- _Stated exercise_
In the records, from the line with "dropdown-selected-label: All triggers" to the line with "631, 677, 657)", change "trigger-card-body" to "trigger-card-content" and write those lines out again with nothing else altered.

(Region and label listings)

_ _ _ _

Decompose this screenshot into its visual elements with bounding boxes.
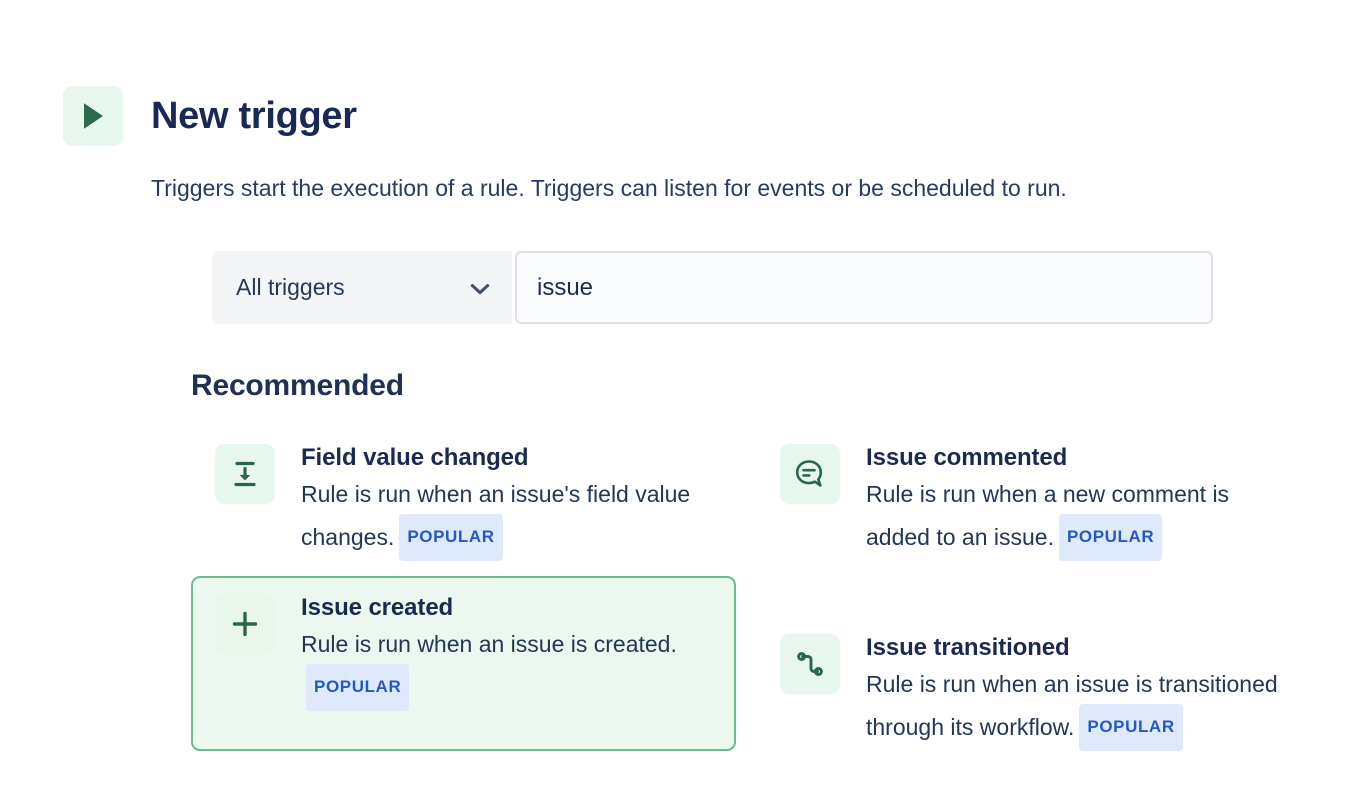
dropdown-selected-label: All triggers (236, 274, 345, 301)
search-box[interactable] (515, 251, 1213, 324)
trigger-grid-column-right: Issue commented Rule is run when a new c… (756, 426, 1301, 806)
trigger-card-body: Issue created Rule is run when an issue … (301, 592, 718, 711)
new-trigger-page: New trigger Triggers start the execution… (0, 0, 1356, 802)
trigger-card-field-value-changed[interactable]: Field value changed Rule is run when an … (191, 426, 736, 576)
trigger-card-description-text: Rule is run when an issue is transitione… (866, 671, 1278, 740)
trigger-card-description: Rule is run when an issue is transitione… (866, 664, 1283, 751)
play-triangle-icon (63, 86, 123, 146)
branch-path-icon (780, 634, 840, 694)
page-title: New trigger (151, 94, 357, 138)
trigger-card-title: Issue created (301, 592, 718, 624)
trigger-card-body: Field value changed Rule is run when an … (301, 442, 718, 561)
section-title-recommended: Recommended (191, 366, 404, 406)
trigger-card-body: Issue transitioned Rule is run when an i… (866, 632, 1283, 751)
filter-row: All triggers (212, 251, 1213, 324)
trigger-card-description-text: Rule is run when an issue is created. (301, 631, 677, 657)
page-description: Triggers start the execution of a rule. … (151, 172, 1067, 204)
trigger-card-title: Issue commented (866, 442, 1283, 474)
trigger-card-description: Rule is run when an issue's field value … (301, 474, 718, 561)
page-header: New trigger (63, 86, 357, 146)
popular-badge: POPULAR (1059, 514, 1162, 561)
plus-icon (215, 594, 275, 654)
move-down-between-lines-icon (215, 444, 275, 504)
trigger-card-title: Field value changed (301, 442, 718, 474)
trigger-card-issue-created[interactable]: Issue created Rule is run when an issue … (191, 576, 736, 751)
trigger-card-issue-transitioned[interactable]: Issue transitioned Rule is run when an i… (756, 616, 1301, 806)
trigger-card-title: Issue transitioned (866, 632, 1283, 664)
comment-bubble-icon (780, 444, 840, 504)
trigger-card-description: Rule is run when a new comment is added … (866, 474, 1283, 561)
popular-badge: POPULAR (306, 664, 409, 711)
trigger-card-body: Issue commented Rule is run when a new c… (866, 442, 1283, 561)
search-input[interactable] (537, 274, 1191, 302)
trigger-card-issue-commented[interactable]: Issue commented Rule is run when a new c… (756, 426, 1301, 616)
trigger-grid-column-left: Field value changed Rule is run when an … (191, 426, 736, 751)
chevron-down-icon (470, 282, 490, 294)
popular-badge: POPULAR (1079, 704, 1182, 751)
popular-badge: POPULAR (399, 514, 502, 561)
trigger-card-description-text: Rule is run when a new comment is added … (866, 481, 1229, 550)
trigger-type-dropdown[interactable]: All triggers (212, 251, 512, 324)
trigger-card-description: Rule is run when an issue is created.POP… (301, 624, 718, 711)
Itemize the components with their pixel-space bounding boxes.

_ _ _ _

- _Output of the exercise_
dropdown-selected-label: All triggers (236, 274, 345, 301)
search-box[interactable] (515, 251, 1213, 324)
trigger-grid-column-right: Issue commented Rule is run when a new c… (756, 426, 1301, 806)
trigger-card-content: Issue created Rule is run when an issue … (301, 592, 718, 711)
new-trigger-page: New trigger Triggers start the execution… (0, 0, 1356, 802)
trigger-card-field-value-changed[interactable]: Field value changed Rule is run when an … (191, 426, 736, 576)
trigger-card-description-text: Rule is run when an issue is transitione… (866, 671, 1278, 740)
trigger-card-description: Rule is run when an issue is transitione… (866, 664, 1283, 751)
play-triangle-icon (63, 86, 123, 146)
branch-path-icon (780, 634, 840, 694)
page-title: New trigger (151, 94, 357, 138)
trigger-card-title: Issue created (301, 592, 718, 624)
trigger-card-content: Field value changed Rule is run when an … (301, 442, 718, 561)
section-title-recommended: Recommended (191, 366, 404, 406)
trigger-card-content: Issue transitioned Rule is run when an i… (866, 632, 1283, 751)
filter-row: All triggers (212, 251, 1213, 324)
trigger-card-description-text: Rule is run when an issue is created. (301, 631, 677, 657)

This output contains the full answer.